◆ Written exercise:
Among the lines below, how many carry the string "CMOS"? Reply with a number and nothing else.

[Dataset entries]
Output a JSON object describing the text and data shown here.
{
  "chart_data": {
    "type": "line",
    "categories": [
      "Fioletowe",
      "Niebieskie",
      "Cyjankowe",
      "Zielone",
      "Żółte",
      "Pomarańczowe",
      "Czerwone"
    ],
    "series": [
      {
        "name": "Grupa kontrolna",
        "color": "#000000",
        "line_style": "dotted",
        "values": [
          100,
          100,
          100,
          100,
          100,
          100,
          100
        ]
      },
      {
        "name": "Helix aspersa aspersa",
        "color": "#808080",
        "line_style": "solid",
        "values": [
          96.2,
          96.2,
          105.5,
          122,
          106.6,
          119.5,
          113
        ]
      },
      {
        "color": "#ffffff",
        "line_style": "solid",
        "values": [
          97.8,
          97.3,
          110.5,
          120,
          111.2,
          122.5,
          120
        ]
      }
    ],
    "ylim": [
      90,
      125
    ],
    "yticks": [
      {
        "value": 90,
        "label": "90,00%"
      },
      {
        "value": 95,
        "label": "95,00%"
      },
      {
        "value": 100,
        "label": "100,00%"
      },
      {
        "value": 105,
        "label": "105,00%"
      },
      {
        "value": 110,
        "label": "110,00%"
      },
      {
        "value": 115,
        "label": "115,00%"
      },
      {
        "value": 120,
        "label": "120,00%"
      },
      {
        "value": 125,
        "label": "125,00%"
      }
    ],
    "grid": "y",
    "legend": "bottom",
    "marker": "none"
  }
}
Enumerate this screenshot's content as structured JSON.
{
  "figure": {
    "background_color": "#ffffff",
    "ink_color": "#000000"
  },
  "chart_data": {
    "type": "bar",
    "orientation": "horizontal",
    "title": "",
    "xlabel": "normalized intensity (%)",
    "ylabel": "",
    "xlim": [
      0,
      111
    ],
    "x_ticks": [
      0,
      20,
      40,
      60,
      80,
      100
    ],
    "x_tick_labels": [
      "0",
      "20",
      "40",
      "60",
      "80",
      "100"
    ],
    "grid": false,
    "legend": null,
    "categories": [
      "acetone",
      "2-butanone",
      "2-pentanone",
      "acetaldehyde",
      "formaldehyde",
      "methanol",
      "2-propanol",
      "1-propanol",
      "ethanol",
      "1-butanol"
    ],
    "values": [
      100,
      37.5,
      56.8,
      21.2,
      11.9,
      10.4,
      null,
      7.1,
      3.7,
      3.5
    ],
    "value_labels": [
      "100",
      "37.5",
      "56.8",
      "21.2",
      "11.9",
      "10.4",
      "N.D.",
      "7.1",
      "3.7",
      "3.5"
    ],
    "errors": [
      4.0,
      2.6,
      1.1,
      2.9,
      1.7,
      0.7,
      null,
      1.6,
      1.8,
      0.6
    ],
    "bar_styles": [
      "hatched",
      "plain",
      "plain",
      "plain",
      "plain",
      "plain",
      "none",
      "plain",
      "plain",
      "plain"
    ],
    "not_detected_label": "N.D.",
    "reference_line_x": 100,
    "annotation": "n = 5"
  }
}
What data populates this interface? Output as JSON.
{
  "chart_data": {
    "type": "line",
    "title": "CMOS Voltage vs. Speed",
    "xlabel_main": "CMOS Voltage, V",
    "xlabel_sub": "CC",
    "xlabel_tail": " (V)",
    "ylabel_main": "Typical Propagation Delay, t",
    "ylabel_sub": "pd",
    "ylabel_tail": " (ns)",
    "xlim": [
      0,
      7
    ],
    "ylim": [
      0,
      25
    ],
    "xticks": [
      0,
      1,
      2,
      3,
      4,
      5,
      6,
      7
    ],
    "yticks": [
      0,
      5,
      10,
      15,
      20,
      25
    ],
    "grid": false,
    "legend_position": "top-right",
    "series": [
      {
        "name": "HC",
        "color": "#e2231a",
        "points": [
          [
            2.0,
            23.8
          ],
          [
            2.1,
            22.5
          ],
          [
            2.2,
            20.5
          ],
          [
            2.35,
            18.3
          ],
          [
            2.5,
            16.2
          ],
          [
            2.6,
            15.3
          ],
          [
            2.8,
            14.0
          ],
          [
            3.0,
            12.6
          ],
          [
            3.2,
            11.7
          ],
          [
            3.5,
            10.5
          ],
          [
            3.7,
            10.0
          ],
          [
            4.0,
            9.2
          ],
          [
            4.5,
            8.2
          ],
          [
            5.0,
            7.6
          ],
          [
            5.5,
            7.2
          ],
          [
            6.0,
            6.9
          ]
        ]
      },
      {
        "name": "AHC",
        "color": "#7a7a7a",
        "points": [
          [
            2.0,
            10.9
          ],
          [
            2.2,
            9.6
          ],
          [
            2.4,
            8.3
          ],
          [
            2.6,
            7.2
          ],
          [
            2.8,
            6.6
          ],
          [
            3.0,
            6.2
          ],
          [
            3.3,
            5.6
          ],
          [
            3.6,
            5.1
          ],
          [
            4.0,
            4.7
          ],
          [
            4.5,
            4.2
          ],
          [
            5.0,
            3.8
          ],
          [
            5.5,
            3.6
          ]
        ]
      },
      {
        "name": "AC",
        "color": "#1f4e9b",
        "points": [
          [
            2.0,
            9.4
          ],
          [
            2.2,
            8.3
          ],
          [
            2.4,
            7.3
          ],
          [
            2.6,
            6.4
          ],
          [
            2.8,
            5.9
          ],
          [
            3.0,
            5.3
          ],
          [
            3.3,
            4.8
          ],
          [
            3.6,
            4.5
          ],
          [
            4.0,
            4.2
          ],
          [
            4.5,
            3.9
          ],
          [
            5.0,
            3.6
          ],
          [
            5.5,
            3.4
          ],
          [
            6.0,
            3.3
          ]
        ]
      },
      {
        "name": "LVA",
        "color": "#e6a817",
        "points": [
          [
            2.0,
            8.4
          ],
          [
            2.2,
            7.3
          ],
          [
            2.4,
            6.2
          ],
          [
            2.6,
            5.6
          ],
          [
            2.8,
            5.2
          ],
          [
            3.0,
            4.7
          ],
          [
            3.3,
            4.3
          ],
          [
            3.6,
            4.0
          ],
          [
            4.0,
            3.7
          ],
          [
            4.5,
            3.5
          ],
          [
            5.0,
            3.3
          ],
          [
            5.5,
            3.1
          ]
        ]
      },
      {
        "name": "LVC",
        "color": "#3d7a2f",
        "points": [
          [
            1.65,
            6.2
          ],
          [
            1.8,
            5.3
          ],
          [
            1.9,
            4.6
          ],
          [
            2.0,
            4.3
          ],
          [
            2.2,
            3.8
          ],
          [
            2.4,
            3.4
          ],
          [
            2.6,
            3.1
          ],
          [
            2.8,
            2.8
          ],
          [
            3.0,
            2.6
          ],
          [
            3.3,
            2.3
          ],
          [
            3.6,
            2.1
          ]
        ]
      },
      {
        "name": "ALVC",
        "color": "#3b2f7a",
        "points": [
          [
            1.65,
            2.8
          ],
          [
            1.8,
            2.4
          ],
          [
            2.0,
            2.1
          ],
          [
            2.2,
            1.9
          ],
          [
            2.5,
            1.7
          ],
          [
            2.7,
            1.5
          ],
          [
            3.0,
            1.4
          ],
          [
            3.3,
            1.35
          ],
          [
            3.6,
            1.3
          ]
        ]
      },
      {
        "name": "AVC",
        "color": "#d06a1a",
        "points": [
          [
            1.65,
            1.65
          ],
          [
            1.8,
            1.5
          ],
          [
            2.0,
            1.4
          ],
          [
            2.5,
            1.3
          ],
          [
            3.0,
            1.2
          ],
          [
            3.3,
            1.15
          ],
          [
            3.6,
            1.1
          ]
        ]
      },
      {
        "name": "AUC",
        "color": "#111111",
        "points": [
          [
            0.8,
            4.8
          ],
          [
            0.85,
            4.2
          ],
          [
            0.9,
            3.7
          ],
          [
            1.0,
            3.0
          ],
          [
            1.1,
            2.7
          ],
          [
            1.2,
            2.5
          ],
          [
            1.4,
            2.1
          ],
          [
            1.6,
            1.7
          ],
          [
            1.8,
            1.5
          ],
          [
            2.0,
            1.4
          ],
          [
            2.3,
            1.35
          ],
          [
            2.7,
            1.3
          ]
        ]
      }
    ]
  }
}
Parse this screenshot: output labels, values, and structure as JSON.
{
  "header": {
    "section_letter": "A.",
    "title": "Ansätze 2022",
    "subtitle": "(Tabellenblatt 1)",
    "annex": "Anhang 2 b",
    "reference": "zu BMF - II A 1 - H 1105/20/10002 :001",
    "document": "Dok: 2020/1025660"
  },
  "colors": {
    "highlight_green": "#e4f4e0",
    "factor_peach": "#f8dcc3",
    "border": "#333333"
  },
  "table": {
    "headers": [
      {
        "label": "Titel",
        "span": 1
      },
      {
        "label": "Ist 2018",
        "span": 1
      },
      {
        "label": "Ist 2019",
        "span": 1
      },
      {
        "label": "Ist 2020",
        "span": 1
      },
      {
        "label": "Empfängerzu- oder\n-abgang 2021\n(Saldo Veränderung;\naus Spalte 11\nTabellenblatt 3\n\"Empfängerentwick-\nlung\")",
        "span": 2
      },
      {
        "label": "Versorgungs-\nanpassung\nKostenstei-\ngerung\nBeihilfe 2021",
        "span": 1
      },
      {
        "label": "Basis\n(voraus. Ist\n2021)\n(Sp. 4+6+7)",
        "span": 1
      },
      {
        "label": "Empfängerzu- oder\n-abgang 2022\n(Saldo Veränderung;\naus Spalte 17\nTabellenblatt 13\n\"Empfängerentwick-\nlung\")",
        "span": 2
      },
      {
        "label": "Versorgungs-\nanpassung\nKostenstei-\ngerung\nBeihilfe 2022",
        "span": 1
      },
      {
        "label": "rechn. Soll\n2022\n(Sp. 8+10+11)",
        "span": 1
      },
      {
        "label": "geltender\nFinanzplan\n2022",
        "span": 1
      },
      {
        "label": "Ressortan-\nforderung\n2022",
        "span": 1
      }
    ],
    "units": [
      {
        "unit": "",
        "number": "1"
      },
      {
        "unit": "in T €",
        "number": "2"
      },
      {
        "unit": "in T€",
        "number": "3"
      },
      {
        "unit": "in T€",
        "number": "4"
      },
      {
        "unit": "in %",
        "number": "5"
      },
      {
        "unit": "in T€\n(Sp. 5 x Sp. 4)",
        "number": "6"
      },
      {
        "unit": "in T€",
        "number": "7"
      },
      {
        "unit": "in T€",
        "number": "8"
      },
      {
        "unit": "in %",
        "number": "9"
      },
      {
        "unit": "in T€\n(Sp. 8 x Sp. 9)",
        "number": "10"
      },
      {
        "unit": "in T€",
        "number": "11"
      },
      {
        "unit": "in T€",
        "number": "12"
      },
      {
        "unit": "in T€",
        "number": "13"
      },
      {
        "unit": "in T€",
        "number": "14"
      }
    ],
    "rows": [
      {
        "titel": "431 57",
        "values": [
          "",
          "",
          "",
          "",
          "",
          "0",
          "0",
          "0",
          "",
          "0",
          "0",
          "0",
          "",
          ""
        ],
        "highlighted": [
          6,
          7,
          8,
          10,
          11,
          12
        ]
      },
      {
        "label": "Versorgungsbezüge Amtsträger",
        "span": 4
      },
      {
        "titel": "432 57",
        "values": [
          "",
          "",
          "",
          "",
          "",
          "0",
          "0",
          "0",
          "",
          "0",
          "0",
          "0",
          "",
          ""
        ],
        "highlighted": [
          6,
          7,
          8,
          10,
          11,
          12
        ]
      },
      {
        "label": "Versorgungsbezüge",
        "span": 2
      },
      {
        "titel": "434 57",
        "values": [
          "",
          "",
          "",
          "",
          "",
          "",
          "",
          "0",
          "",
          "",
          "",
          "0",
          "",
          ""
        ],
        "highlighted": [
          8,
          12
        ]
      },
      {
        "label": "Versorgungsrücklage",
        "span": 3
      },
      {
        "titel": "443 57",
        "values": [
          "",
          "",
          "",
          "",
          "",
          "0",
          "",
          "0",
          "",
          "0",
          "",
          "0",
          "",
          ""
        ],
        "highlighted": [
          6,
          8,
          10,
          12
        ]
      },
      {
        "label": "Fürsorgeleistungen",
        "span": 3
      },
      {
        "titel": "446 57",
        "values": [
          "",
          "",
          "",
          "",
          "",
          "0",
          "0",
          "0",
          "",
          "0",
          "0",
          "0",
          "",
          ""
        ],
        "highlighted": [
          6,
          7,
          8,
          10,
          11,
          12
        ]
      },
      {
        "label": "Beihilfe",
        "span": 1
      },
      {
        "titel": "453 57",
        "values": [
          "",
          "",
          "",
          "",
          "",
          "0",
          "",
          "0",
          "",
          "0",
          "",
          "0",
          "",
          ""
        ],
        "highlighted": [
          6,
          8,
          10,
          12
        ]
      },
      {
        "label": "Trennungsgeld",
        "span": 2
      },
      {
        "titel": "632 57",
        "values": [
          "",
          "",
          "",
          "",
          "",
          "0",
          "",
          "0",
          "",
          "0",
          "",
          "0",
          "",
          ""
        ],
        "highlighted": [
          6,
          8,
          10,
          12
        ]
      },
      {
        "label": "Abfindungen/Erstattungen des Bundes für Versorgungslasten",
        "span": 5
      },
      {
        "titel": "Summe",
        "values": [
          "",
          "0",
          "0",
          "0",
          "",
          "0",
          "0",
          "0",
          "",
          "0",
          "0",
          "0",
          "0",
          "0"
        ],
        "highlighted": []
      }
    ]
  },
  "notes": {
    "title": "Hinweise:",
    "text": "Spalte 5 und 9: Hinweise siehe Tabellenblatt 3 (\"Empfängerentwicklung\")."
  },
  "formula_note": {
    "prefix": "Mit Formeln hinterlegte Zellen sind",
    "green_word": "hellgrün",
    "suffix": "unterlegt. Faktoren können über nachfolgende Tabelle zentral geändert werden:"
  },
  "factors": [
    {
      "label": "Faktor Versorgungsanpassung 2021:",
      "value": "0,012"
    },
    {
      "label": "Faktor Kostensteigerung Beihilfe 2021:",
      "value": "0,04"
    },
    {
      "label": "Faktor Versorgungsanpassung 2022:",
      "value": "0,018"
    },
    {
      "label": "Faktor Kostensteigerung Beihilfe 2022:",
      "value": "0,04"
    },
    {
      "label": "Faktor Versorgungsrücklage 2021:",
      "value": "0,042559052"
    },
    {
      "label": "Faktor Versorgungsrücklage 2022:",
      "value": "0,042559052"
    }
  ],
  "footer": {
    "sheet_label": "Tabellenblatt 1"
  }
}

◆ Exercise output:
2